[start Given data]

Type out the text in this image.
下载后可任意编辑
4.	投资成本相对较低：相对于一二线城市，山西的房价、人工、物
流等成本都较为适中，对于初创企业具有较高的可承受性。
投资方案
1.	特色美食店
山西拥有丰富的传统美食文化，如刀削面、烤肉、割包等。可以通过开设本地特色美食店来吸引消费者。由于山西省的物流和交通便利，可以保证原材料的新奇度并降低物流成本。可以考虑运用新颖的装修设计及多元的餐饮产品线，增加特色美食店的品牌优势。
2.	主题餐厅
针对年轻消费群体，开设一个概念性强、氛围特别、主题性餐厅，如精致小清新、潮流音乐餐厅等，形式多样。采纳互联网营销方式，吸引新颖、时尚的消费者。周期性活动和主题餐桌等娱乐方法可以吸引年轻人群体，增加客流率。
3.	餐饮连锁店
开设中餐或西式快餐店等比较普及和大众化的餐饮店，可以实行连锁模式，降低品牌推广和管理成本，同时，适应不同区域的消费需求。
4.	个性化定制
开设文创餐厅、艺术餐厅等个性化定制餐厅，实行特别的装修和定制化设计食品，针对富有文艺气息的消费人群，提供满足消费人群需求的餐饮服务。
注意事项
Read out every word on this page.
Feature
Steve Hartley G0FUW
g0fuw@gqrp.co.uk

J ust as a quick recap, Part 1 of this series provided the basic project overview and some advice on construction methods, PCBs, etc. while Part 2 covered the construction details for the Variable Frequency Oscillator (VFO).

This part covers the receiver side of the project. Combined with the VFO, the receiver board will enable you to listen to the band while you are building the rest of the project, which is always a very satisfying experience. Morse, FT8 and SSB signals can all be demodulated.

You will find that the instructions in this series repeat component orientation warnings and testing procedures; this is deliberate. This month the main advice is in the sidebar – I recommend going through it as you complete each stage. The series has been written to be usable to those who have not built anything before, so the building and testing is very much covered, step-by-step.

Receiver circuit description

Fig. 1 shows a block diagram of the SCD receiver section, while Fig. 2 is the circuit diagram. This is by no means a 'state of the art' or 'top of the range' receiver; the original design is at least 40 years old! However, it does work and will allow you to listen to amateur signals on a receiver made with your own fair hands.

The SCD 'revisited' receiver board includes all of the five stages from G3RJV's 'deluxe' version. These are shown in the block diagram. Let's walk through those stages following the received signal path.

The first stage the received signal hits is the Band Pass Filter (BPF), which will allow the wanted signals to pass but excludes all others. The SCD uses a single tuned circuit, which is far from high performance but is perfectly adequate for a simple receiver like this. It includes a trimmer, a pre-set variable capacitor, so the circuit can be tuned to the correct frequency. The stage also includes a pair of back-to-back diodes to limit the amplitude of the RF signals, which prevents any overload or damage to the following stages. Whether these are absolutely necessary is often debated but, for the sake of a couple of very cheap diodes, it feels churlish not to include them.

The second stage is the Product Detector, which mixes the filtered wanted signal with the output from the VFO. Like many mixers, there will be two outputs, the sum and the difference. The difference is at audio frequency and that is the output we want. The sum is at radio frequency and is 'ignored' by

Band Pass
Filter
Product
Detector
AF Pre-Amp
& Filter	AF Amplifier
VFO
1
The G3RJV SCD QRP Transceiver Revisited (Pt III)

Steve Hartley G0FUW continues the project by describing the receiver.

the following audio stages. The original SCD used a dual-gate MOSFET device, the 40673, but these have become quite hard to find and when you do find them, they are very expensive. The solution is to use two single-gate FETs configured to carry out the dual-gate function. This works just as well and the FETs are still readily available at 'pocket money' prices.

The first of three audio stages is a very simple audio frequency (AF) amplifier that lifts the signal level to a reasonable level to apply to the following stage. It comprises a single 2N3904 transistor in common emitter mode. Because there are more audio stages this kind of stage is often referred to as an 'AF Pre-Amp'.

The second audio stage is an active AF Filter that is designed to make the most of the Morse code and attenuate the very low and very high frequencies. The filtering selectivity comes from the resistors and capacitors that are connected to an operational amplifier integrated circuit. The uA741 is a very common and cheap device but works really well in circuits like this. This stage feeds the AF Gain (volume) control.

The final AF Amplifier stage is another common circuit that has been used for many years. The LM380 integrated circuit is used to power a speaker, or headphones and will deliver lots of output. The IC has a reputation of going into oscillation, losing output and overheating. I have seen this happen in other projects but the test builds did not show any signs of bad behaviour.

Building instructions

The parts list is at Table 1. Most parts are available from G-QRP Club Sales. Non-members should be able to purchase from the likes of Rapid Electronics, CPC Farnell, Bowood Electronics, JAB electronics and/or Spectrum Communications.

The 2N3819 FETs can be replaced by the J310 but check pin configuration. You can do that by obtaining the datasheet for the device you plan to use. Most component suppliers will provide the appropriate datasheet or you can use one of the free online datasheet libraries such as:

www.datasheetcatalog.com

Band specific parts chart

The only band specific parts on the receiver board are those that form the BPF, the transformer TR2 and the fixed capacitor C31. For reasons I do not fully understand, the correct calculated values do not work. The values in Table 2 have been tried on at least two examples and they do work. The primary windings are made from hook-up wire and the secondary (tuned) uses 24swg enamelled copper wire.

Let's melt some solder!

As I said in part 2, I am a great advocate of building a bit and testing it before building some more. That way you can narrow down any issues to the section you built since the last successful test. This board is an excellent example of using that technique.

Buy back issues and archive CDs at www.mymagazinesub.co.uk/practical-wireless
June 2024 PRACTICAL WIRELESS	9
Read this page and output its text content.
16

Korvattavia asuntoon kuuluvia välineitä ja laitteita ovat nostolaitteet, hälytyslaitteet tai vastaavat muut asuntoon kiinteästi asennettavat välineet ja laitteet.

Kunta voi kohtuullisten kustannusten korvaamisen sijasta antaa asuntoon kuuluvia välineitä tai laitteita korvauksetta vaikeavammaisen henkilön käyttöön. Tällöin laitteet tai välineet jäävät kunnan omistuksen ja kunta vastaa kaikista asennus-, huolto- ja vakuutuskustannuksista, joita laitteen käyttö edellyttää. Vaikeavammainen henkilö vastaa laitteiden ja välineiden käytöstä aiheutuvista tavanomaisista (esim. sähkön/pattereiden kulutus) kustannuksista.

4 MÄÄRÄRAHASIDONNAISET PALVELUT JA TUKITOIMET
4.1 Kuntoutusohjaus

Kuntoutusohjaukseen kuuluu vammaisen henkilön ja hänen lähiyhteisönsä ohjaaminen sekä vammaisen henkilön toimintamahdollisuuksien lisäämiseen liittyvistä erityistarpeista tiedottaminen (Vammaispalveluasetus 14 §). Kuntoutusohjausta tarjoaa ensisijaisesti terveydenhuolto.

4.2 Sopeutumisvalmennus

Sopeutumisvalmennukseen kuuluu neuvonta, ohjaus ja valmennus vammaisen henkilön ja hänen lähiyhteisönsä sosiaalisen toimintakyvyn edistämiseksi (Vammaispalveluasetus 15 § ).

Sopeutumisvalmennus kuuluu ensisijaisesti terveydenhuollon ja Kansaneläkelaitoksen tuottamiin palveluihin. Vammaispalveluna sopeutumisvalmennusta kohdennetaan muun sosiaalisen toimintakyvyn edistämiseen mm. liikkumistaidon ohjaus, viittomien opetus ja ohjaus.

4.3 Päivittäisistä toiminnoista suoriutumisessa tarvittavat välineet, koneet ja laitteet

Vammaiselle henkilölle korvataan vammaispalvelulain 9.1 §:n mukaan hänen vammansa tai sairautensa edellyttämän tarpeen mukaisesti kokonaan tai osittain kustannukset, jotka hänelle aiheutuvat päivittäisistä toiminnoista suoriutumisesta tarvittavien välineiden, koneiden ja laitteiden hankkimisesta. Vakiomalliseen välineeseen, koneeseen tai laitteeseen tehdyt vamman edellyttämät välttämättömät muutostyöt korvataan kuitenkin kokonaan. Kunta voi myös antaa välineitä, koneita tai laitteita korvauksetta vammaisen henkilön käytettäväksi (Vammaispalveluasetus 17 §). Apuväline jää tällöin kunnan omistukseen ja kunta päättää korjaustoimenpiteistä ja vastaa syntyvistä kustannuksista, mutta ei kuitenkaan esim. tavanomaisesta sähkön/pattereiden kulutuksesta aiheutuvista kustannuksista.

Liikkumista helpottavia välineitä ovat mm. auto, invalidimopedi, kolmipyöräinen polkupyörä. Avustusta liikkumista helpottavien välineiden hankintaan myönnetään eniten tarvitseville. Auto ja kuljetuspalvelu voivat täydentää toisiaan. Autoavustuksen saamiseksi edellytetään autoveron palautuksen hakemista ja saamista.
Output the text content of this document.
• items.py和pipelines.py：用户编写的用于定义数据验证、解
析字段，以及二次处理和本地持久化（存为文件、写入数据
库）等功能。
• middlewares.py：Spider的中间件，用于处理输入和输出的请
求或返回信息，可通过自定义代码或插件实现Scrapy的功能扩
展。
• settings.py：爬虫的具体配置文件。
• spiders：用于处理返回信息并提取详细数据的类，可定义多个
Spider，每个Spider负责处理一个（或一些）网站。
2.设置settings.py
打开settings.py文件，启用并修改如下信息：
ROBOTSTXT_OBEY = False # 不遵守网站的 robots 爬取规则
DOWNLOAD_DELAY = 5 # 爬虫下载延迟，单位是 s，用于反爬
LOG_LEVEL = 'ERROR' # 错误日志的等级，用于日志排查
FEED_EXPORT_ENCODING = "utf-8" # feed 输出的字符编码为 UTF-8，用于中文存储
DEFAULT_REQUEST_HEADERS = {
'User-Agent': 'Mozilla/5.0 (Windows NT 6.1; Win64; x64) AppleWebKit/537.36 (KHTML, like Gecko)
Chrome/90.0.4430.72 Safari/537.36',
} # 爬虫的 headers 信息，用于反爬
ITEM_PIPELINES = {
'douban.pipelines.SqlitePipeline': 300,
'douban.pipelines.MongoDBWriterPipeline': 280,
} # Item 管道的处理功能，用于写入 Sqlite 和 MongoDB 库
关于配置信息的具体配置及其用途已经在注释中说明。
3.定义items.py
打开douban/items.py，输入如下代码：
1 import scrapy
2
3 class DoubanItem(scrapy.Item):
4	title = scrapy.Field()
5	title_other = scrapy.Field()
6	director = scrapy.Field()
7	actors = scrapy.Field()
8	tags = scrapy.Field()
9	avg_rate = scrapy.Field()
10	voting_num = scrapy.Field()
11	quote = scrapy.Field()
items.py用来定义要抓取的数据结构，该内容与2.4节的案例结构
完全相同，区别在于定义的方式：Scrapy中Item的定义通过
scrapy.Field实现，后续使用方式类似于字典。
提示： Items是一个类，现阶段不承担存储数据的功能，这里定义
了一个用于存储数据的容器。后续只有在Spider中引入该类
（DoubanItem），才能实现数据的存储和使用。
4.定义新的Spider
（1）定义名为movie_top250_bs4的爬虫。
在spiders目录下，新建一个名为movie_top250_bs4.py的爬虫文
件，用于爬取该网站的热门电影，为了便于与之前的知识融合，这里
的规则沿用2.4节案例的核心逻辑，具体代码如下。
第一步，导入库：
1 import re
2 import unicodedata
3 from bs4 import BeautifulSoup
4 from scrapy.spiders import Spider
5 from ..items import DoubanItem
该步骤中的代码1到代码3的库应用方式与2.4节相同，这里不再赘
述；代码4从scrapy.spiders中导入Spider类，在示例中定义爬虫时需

[end Given data]

What the exercise asks
Copy each line from the records above that includes the string "Hartley".

Answer to the problem
Steve Hartley G0FUW
Steve Hartley G0FUW continues the project by describing the receiver.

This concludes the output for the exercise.